_What is required_
Look through the material and copy each line holding "this".

— Begin Rows —

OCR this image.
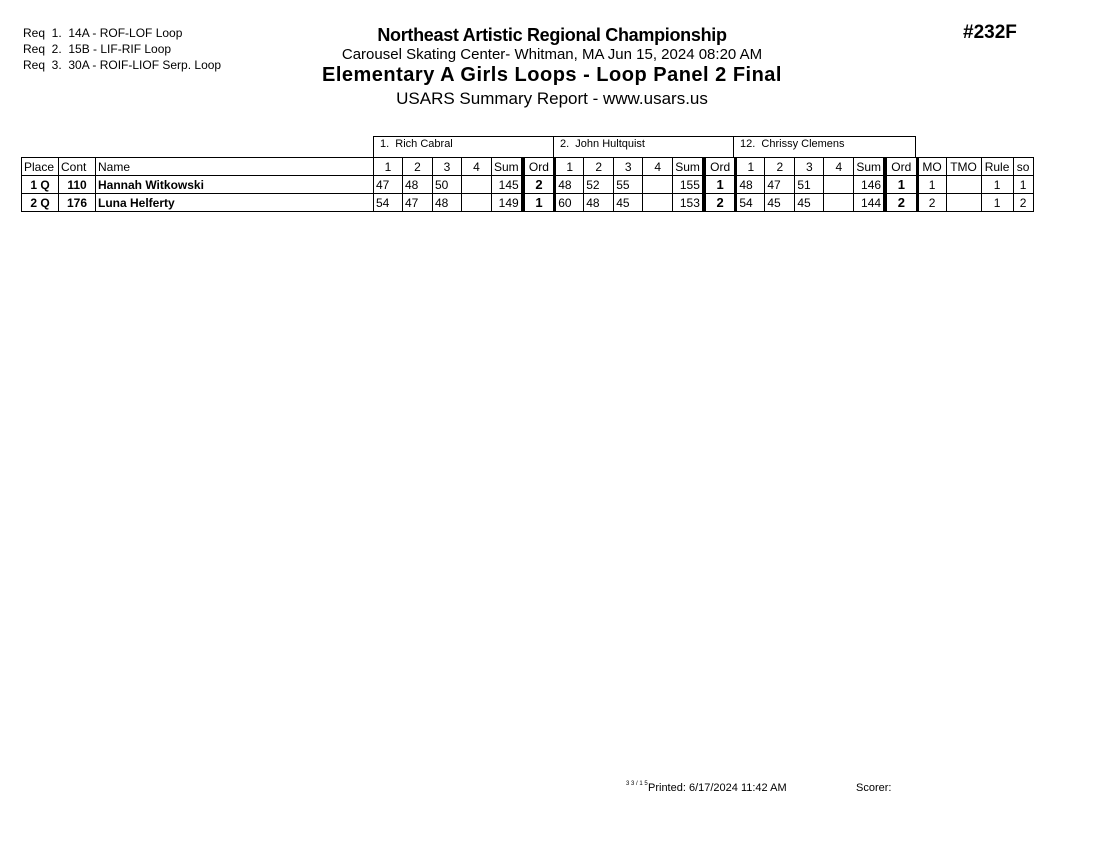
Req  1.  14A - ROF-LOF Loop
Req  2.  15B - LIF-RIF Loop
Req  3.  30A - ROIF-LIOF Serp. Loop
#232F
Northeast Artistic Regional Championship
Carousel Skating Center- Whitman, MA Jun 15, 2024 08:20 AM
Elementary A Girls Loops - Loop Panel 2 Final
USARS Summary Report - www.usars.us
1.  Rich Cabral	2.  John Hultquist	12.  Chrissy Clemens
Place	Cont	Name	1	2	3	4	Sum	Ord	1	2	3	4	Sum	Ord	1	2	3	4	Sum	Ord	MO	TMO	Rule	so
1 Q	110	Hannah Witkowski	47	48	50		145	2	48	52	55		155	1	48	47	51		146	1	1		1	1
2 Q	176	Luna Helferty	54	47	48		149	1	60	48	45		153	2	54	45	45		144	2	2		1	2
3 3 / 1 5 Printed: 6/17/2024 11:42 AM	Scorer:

— End Rows —
— Begin Rows —

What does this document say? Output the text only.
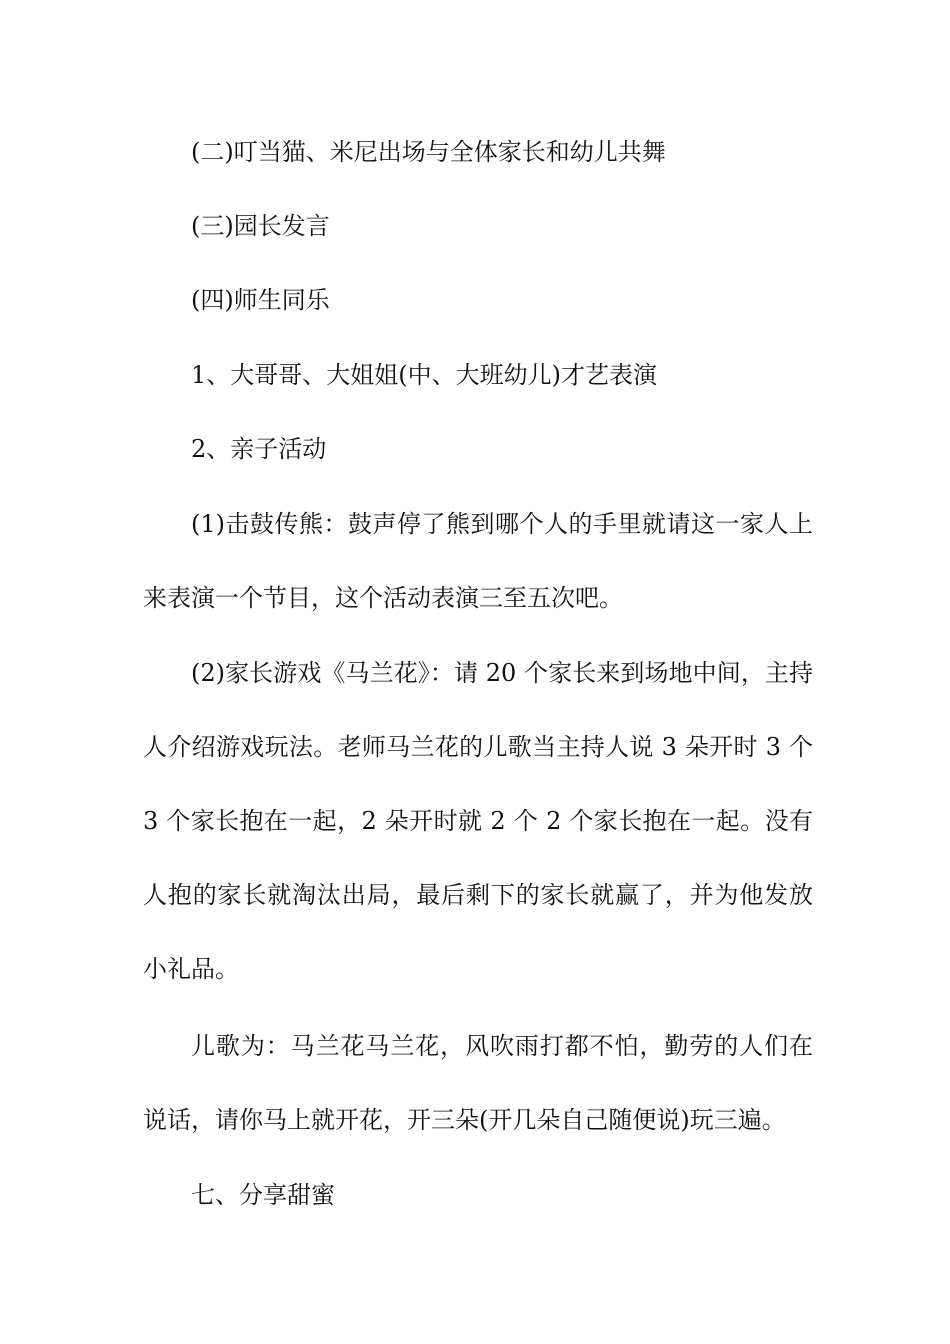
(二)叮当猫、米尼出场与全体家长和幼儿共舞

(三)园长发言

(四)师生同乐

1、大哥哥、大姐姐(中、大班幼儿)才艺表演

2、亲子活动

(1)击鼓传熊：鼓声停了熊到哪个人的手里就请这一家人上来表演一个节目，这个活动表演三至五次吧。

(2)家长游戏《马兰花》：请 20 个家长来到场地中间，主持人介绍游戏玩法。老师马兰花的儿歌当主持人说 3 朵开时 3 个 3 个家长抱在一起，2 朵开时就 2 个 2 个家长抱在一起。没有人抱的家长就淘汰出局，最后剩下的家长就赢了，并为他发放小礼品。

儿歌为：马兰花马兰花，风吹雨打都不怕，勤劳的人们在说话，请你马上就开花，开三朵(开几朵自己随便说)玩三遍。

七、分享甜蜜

— End Rows —

_Answer to the task_
OCR this image.
What does this document say? Output the text only.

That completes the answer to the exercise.